- Extracts from a graphics dataset:
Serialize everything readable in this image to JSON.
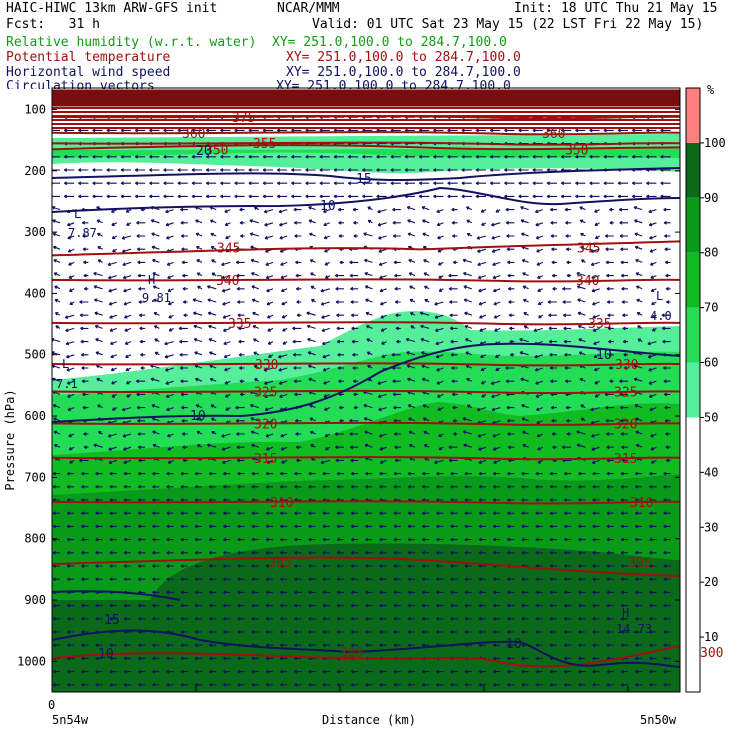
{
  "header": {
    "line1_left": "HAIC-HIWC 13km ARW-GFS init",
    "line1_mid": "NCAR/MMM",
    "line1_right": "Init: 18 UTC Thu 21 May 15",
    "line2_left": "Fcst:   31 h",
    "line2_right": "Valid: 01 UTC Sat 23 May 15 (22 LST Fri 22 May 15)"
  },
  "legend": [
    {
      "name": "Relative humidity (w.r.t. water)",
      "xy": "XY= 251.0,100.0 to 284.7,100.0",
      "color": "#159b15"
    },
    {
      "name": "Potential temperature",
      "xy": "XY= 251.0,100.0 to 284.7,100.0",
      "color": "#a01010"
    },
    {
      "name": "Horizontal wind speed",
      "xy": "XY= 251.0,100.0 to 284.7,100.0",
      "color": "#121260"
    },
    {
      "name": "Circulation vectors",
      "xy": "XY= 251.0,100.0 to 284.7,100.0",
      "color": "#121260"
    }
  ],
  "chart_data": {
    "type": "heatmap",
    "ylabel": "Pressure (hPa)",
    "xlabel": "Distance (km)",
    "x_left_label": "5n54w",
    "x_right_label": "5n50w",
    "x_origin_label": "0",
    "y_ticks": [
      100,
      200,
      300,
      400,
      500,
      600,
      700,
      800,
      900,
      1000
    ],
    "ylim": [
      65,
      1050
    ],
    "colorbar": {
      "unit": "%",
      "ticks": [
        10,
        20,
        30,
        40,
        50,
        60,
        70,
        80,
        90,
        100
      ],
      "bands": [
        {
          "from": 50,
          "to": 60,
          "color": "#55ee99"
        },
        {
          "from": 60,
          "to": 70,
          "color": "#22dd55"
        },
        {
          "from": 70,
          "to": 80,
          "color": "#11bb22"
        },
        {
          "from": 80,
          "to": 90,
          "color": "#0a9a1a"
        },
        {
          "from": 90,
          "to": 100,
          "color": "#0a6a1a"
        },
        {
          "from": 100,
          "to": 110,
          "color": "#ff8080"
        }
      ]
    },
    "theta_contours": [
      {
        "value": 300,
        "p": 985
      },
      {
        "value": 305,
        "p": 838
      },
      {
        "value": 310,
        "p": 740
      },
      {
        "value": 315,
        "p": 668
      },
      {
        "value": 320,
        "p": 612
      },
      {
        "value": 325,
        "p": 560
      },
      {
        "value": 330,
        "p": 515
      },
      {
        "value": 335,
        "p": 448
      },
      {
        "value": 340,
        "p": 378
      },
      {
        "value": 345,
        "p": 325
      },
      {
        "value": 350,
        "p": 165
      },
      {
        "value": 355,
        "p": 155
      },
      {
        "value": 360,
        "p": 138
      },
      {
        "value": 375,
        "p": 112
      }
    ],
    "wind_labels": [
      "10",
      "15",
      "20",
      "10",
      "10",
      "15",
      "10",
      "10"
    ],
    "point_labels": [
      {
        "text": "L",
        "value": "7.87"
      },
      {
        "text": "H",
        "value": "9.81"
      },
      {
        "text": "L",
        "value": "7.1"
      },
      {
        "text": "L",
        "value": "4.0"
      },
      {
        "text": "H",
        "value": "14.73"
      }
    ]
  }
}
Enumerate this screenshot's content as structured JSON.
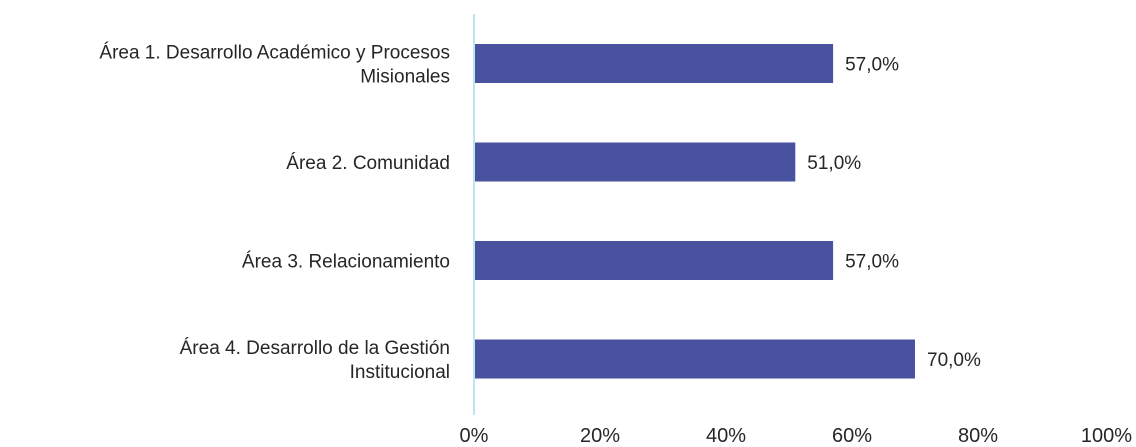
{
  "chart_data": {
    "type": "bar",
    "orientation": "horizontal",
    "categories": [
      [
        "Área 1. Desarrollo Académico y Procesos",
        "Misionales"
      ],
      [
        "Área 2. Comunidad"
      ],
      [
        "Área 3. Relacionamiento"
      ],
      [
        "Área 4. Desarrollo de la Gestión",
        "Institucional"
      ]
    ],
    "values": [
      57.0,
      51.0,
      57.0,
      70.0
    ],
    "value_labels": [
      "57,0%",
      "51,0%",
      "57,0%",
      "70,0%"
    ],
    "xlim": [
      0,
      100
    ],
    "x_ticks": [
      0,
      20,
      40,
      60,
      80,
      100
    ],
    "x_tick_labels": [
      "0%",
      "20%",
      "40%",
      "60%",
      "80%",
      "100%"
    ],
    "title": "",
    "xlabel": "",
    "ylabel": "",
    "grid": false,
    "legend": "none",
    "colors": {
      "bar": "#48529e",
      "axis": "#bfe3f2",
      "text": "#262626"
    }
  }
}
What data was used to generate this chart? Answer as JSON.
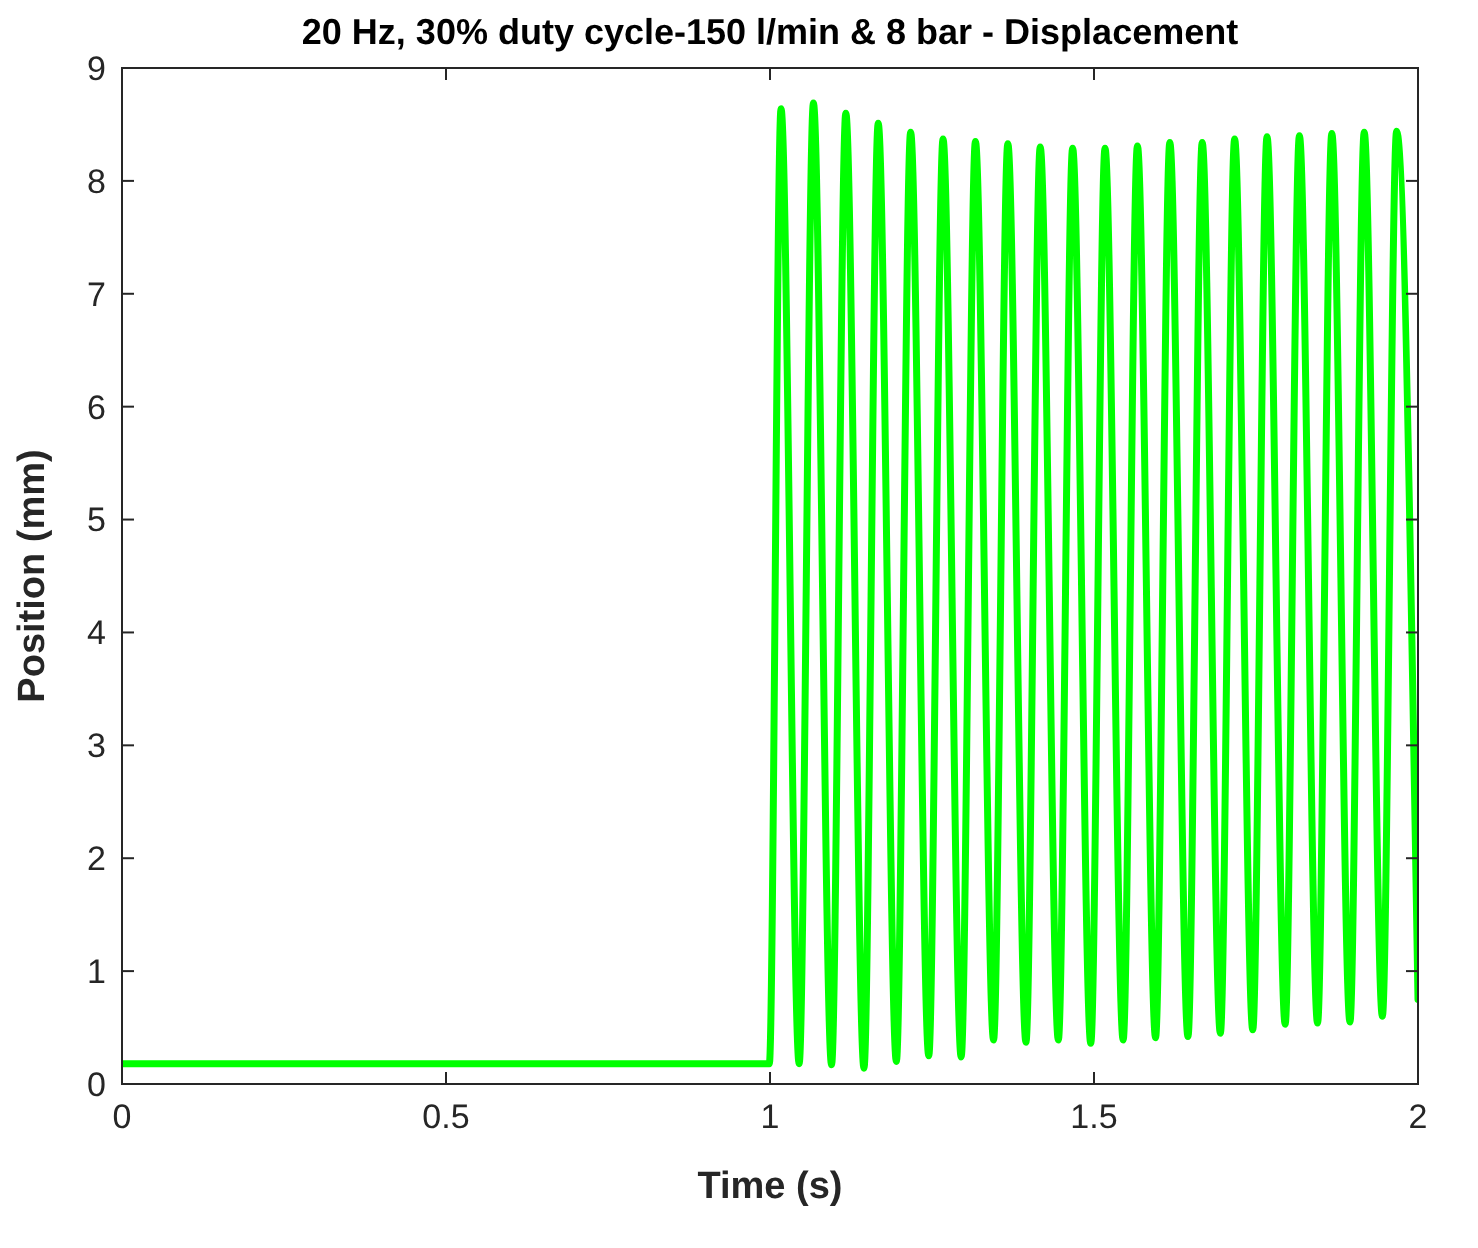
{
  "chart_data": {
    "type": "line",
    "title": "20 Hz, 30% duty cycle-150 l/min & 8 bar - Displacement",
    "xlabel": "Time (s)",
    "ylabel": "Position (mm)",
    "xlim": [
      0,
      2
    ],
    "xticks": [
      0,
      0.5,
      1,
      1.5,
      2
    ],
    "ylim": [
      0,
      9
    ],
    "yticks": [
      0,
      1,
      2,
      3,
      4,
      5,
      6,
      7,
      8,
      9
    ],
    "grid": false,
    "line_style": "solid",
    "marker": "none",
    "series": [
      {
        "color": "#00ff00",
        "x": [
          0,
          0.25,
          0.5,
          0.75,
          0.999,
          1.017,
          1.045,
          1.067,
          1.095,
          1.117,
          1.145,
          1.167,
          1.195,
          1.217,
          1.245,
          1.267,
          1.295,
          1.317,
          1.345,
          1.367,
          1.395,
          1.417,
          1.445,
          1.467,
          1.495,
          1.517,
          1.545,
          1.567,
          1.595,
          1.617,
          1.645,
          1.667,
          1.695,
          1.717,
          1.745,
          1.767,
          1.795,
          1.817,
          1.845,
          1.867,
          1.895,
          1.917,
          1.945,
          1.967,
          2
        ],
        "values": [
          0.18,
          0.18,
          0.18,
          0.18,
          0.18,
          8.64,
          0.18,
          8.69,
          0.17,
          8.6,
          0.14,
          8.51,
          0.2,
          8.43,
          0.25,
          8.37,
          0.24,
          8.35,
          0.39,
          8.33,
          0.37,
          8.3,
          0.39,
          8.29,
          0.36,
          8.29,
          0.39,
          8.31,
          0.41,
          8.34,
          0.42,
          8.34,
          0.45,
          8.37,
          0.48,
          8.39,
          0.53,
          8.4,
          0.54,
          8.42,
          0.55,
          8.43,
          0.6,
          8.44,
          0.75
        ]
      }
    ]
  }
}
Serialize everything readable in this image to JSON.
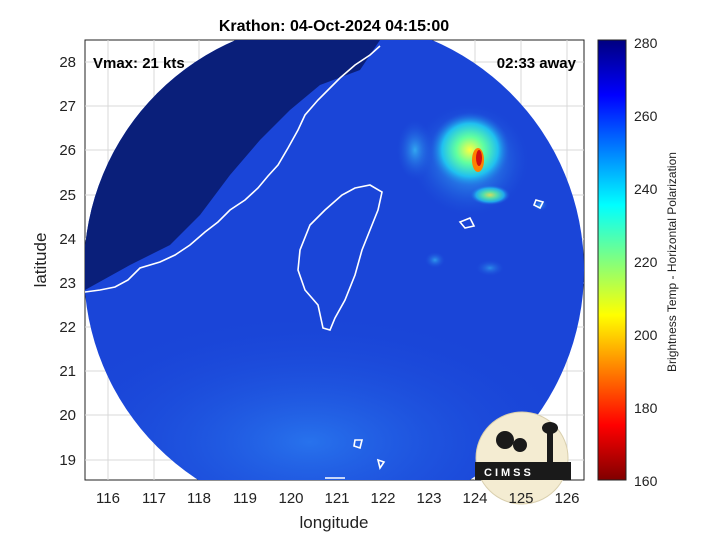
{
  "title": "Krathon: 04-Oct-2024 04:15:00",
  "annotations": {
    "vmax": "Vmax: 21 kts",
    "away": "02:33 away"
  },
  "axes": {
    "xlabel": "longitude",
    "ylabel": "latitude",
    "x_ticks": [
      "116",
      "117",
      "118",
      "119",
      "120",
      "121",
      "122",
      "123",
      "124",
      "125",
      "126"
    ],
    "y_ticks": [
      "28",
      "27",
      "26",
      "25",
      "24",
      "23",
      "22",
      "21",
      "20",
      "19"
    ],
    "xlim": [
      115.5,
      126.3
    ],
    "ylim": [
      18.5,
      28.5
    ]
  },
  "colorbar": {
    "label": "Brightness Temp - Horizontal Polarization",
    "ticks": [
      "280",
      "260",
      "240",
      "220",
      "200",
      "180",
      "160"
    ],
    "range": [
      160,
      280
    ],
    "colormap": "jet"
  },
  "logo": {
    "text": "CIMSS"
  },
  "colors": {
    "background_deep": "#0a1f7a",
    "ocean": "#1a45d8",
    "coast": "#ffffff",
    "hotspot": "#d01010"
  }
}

- Stated problem:
Every line above should be returned exactly; the pictures stay out.

- Solution to this exercise:
Serialize everything readable in this image to JSON.
{
  "header": {
    "line1_left": "HAIC-HIWC 13km ARW-GFS init",
    "line1_mid": "NCAR/MMM",
    "line1_right": "Init: 18 UTC Thu 21 May 15",
    "line2_left": "Fcst:   31 h",
    "line2_right": "Valid: 01 UTC Sat 23 May 15 (22 LST Fri 22 May 15)"
  },
  "legend": [
    {
      "name": "Relative humidity (w.r.t. water)",
      "xy": "XY= 251.0,100.0 to 284.7,100.0",
      "color": "#159b15"
    },
    {
      "name": "Potential temperature",
      "xy": "XY= 251.0,100.0 to 284.7,100.0",
      "color": "#a01010"
    },
    {
      "name": "Horizontal wind speed",
      "xy": "XY= 251.0,100.0 to 284.7,100.0",
      "color": "#121260"
    },
    {
      "name": "Circulation vectors",
      "xy": "XY= 251.0,100.0 to 284.7,100.0",
      "color": "#121260"
    }
  ],
  "chart_data": {
    "type": "heatmap",
    "ylabel": "Pressure (hPa)",
    "xlabel": "Distance (km)",
    "x_left_label": "5n54w",
    "x_right_label": "5n50w",
    "x_origin_label": "0",
    "y_ticks": [
      100,
      200,
      300,
      400,
      500,
      600,
      700,
      800,
      900,
      1000
    ],
    "ylim": [
      65,
      1050
    ],
    "colorbar": {
      "unit": "%",
      "ticks": [
        10,
        20,
        30,
        40,
        50,
        60,
        70,
        80,
        90,
        100
      ],
      "bands": [
        {
          "from": 50,
          "to": 60,
          "color": "#55ee99"
        },
        {
          "from": 60,
          "to": 70,
          "color": "#22dd55"
        },
        {
          "from": 70,
          "to": 80,
          "color": "#11bb22"
        },
        {
          "from": 80,
          "to": 90,
          "color": "#0a9a1a"
        },
        {
          "from": 90,
          "to": 100,
          "color": "#0a6a1a"
        },
        {
          "from": 100,
          "to": 110,
          "color": "#ff8080"
        }
      ]
    },
    "theta_contours": [
      {
        "value": 300,
        "p": 985
      },
      {
        "value": 305,
        "p": 838
      },
      {
        "value": 310,
        "p": 740
      },
      {
        "value": 315,
        "p": 668
      },
      {
        "value": 320,
        "p": 612
      },
      {
        "value": 325,
        "p": 560
      },
      {
        "value": 330,
        "p": 515
      },
      {
        "value": 335,
        "p": 448
      },
      {
        "value": 340,
        "p": 378
      },
      {
        "value": 345,
        "p": 325
      },
      {
        "value": 350,
        "p": 165
      },
      {
        "value": 355,
        "p": 155
      },
      {
        "value": 360,
        "p": 138
      },
      {
        "value": 375,
        "p": 112
      }
    ],
    "wind_labels": [
      "10",
      "15",
      "20",
      "10",
      "10",
      "15",
      "10",
      "10"
    ],
    "point_labels": [
      {
        "text": "L",
        "value": "7.87"
      },
      {
        "text": "H",
        "value": "9.81"
      },
      {
        "text": "L",
        "value": "7.1"
      },
      {
        "text": "L",
        "value": "4.0"
      },
      {
        "text": "H",
        "value": "14.73"
      }
    ]
  }
}
Enumerate this screenshot's content as structured JSON.
{
  "chart_data": {
    "type": "bar",
    "orientation": "horizontal",
    "categories": [
      [
        "Área 1. Desarrollo Académico y Procesos",
        "Misionales"
      ],
      [
        "Área 2. Comunidad"
      ],
      [
        "Área 3. Relacionamiento"
      ],
      [
        "Área 4. Desarrollo de la Gestión",
        "Institucional"
      ]
    ],
    "values": [
      57.0,
      51.0,
      57.0,
      70.0
    ],
    "value_labels": [
      "57,0%",
      "51,0%",
      "57,0%",
      "70,0%"
    ],
    "xlim": [
      0,
      100
    ],
    "x_ticks": [
      0,
      20,
      40,
      60,
      80,
      100
    ],
    "x_tick_labels": [
      "0%",
      "20%",
      "40%",
      "60%",
      "80%",
      "100%"
    ],
    "title": "",
    "xlabel": "",
    "ylabel": "",
    "grid": false,
    "legend": "none",
    "colors": {
      "bar": "#48529e",
      "axis": "#bfe3f2",
      "text": "#262626"
    }
  }
}
What data was used to generate this chart? Answer as JSON.
{
  "chart_data": {
    "type": "line",
    "title": "20 Hz, 30% duty cycle-150 l/min & 8 bar - Displacement",
    "xlabel": "Time (s)",
    "ylabel": "Position (mm)",
    "xlim": [
      0,
      2
    ],
    "xticks": [
      0,
      0.5,
      1,
      1.5,
      2
    ],
    "ylim": [
      0,
      9
    ],
    "yticks": [
      0,
      1,
      2,
      3,
      4,
      5,
      6,
      7,
      8,
      9
    ],
    "grid": false,
    "line_style": "solid",
    "marker": "none",
    "series": [
      {
        "color": "#00ff00",
        "x": [
          0,
          0.25,
          0.5,
          0.75,
          0.999,
          1.017,
          1.045,
          1.067,
          1.095,
          1.117,
          1.145,
          1.167,
          1.195,
          1.217,
          1.245,
          1.267,
          1.295,
          1.317,
          1.345,
          1.367,
          1.395,
          1.417,
          1.445,
          1.467,
          1.495,
          1.517,
          1.545,
          1.567,
          1.595,
          1.617,
          1.645,
          1.667,
          1.695,
          1.717,
          1.745,
          1.767,
          1.795,
          1.817,
          1.845,
          1.867,
          1.895,
          1.917,
          1.945,
          1.967,
          2
        ],
        "values": [
          0.18,
          0.18,
          0.18,
          0.18,
          0.18,
          8.64,
          0.18,
          8.69,
          0.17,
          8.6,
          0.14,
          8.51,
          0.2,
          8.43,
          0.25,
          8.37,
          0.24,
          8.35,
          0.39,
          8.33,
          0.37,
          8.3,
          0.39,
          8.29,
          0.36,
          8.29,
          0.39,
          8.31,
          0.41,
          8.34,
          0.42,
          8.34,
          0.45,
          8.37,
          0.48,
          8.39,
          0.53,
          8.4,
          0.54,
          8.42,
          0.55,
          8.43,
          0.6,
          8.44,
          0.75
        ]
      }
    ]
  }
}
Serialize everything readable in this image to JSON.
{
  "title": "Krathon: 04-Oct-2024 04:15:00",
  "annotations": {
    "vmax": "Vmax: 21 kts",
    "away": "02:33 away"
  },
  "axes": {
    "xlabel": "longitude",
    "ylabel": "latitude",
    "x_ticks": [
      "116",
      "117",
      "118",
      "119",
      "120",
      "121",
      "122",
      "123",
      "124",
      "125",
      "126"
    ],
    "y_ticks": [
      "28",
      "27",
      "26",
      "25",
      "24",
      "23",
      "22",
      "21",
      "20",
      "19"
    ],
    "xlim": [
      115.5,
      126.3
    ],
    "ylim": [
      18.5,
      28.5
    ]
  },
  "colorbar": {
    "label": "Brightness Temp - Horizontal Polarization",
    "ticks": [
      "280",
      "260",
      "240",
      "220",
      "200",
      "180",
      "160"
    ],
    "range": [
      160,
      280
    ],
    "colormap": "jet"
  },
  "logo": {
    "text": "CIMSS"
  },
  "colors": {
    "background_deep": "#0a1f7a",
    "ocean": "#1a45d8",
    "coast": "#ffffff",
    "hotspot": "#d01010"
  }
}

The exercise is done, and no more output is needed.